◆ **USING THE INFORMATION**
A – According to the article on DirecTV and Cuban TV piracy, what did DirecTV change in late April to stop piracy in the U.S.?
B – Continue the article on DirecTV's anti-piracy move in Cuba from its last sentence.

◆ **DOCUMENT PASSAGE**
════

U.S. anti-piracy move pulls TV plug in Cuba

DirecTV's security change negates booming illegal biz

HAVANA – The U.S. government believes Cubans should see more of the U.S. on TV, and for years, Cubans have been happily complying — cobbling together clandestine satellite systems to pick up everything from the World Series to soap operas.

No longer. Most of these systems have been silenced — not by Fidel Castro but by DirecTV’s war on TV piracy.

“We’re sad because we cannot reach our people,” says Crystal Larraondo, executive assistant for “Los Fonomemecos,” the Miami-based Cuban-American comedy team whose show was popular here.

In late April, DirecTV, based in El Segundo, Calif., changed its decoder cards to halt widespread piracy in the U.S. By chance, it knocked out most of Cuba’s pirates too.

Hans de Salas, research associate at Miami U’s Institute for Cuban and Cuban-American studies, calls it “an unexpected gift for the Castro government.”

But DirecTV had no choice but to go by the book, says Robert G. Mercer, its P.R. director.

“While we understand they have a different motivation than the individuals who are stealing our signal in the U.S., they are still receiving our programming without our authorization and in a part of the world where we do not have a license to operate,” he says.

The few Cubans who use the Dish TV satellite system of U.S.-based EchoStar aren’t yet affected, and EchoStar spokesman Steve Cox wouldn’t reveal details about possible security updates.

════

◆ **INFORMATION GIVEN**
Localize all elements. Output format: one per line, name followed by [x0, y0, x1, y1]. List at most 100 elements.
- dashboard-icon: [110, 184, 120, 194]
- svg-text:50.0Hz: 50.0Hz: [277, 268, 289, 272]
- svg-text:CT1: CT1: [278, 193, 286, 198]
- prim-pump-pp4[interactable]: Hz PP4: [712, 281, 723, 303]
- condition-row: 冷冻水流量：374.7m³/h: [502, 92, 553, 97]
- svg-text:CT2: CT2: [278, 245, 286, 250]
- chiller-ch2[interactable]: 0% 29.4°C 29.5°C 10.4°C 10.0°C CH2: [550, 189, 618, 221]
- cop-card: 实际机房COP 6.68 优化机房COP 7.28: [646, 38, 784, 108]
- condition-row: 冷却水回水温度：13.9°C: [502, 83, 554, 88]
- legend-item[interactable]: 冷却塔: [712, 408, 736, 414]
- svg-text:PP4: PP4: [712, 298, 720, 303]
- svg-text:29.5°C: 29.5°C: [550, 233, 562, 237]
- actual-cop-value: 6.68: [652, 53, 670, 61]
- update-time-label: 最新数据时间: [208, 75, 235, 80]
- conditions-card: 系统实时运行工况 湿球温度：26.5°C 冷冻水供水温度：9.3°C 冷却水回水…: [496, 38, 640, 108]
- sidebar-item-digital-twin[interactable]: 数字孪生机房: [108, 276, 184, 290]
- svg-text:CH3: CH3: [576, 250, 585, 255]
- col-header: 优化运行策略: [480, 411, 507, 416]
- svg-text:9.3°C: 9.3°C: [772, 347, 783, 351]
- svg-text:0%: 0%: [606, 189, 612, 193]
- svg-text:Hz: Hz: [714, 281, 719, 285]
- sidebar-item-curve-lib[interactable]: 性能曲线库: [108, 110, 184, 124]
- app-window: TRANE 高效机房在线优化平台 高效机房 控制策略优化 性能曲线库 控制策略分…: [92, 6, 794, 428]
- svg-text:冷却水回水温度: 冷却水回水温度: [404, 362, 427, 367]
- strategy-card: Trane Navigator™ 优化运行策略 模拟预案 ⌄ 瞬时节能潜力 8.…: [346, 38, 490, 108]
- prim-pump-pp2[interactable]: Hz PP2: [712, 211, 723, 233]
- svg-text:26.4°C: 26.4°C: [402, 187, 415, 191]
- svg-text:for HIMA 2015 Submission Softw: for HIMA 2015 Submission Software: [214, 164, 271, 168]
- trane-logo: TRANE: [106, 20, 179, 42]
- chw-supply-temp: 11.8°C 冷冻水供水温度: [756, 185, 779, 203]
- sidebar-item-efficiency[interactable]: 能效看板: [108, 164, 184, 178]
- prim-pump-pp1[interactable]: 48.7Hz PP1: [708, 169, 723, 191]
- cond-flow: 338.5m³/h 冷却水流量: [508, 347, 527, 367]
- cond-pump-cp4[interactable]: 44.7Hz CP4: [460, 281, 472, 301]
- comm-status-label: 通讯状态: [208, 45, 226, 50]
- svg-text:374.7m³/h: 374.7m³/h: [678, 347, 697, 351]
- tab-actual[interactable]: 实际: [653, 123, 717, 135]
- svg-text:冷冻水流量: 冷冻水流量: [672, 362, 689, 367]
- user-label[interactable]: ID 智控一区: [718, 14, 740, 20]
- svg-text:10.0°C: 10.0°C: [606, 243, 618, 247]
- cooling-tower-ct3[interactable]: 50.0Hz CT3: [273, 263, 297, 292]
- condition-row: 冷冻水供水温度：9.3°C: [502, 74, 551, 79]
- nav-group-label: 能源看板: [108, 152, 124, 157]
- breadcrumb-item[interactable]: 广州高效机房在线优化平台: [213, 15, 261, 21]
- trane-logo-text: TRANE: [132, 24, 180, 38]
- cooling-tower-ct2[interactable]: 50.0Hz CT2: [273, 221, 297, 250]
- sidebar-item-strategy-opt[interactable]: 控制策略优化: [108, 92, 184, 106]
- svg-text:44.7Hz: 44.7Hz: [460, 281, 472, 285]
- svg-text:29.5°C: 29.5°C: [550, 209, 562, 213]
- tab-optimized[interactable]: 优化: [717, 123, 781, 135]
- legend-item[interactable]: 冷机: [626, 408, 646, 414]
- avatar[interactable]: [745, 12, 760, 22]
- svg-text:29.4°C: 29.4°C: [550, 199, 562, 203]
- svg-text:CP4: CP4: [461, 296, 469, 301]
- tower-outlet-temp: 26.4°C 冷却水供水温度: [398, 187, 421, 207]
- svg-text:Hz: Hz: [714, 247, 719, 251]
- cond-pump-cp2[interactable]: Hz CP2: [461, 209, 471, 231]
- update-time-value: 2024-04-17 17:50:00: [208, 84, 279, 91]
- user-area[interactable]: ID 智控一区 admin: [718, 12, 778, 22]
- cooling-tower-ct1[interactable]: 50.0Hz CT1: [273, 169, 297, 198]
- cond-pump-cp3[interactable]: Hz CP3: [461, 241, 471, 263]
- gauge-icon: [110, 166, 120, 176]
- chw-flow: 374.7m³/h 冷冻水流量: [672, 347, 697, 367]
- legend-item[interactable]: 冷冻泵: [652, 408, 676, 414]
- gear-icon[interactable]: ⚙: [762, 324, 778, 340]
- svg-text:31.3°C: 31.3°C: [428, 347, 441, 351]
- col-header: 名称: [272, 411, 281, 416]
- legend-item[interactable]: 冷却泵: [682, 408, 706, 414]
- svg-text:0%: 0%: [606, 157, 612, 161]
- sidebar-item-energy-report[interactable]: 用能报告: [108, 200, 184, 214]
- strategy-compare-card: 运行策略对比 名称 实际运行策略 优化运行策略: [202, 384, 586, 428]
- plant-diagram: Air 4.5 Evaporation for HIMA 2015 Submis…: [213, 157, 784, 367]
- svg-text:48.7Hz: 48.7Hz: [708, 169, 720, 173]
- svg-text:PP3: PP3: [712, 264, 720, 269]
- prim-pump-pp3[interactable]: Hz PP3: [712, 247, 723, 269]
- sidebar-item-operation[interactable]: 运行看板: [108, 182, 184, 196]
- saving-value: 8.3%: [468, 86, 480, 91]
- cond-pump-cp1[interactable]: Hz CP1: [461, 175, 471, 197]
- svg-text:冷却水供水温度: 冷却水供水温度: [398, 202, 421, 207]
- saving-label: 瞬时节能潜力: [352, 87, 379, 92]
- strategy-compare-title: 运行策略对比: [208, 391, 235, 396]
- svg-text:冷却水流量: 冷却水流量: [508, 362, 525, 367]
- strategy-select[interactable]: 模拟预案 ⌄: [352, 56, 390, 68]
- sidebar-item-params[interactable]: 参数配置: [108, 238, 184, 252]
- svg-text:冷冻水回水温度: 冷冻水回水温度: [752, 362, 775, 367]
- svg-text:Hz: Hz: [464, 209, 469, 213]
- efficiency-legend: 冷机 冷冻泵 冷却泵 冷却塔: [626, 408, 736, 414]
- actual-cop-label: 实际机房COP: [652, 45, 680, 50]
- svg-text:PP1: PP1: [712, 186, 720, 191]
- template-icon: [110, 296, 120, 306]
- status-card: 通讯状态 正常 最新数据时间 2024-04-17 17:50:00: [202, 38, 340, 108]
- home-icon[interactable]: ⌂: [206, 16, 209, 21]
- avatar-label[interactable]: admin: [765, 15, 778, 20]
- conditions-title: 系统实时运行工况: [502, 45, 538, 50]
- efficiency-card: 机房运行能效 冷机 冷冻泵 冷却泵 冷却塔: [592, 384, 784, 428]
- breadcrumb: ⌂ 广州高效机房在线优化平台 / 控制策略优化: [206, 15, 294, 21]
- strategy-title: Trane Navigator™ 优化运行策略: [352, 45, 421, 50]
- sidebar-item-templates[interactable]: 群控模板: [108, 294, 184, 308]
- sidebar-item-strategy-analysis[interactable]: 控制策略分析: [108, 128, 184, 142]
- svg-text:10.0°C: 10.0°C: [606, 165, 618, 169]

════

◆ **SOLVED TASKS**
A – It changed its decoder cards.

B –
Shifting from DirecTV to Dish would require a different decoder box — one of the hardest pieces of TV hardware to obtain here.

The U.S. government’s Office of Cuban Broadcasting targets the island with its own station, Television Marti, but its broadcasts are jammed by Castro’s regime. It tried the satellite route, but few Cubans can pick up its signals, which use a different technology and satellite from those used by DirecTV. An antenna, decoder and counterfeit access card cost $700 to $1,200, depending on scarcity. That limits the dishes to those with a healthy supply of dollars. A typical Cuban makes about $20 a month. Yet enough money trickles into private hands from tourism and family abroad to finance a multimillion-dollar hidden TV industry.

It includes building or smuggling in satellite dishes, counterfeiting access cards, renting lines to neighbors and going door to door renting and collecting tapes of popular shows. Few Cubans will talk openly about the dishes: They’re strictly banned and police sometimes confiscate illegal antennas and fine their owners.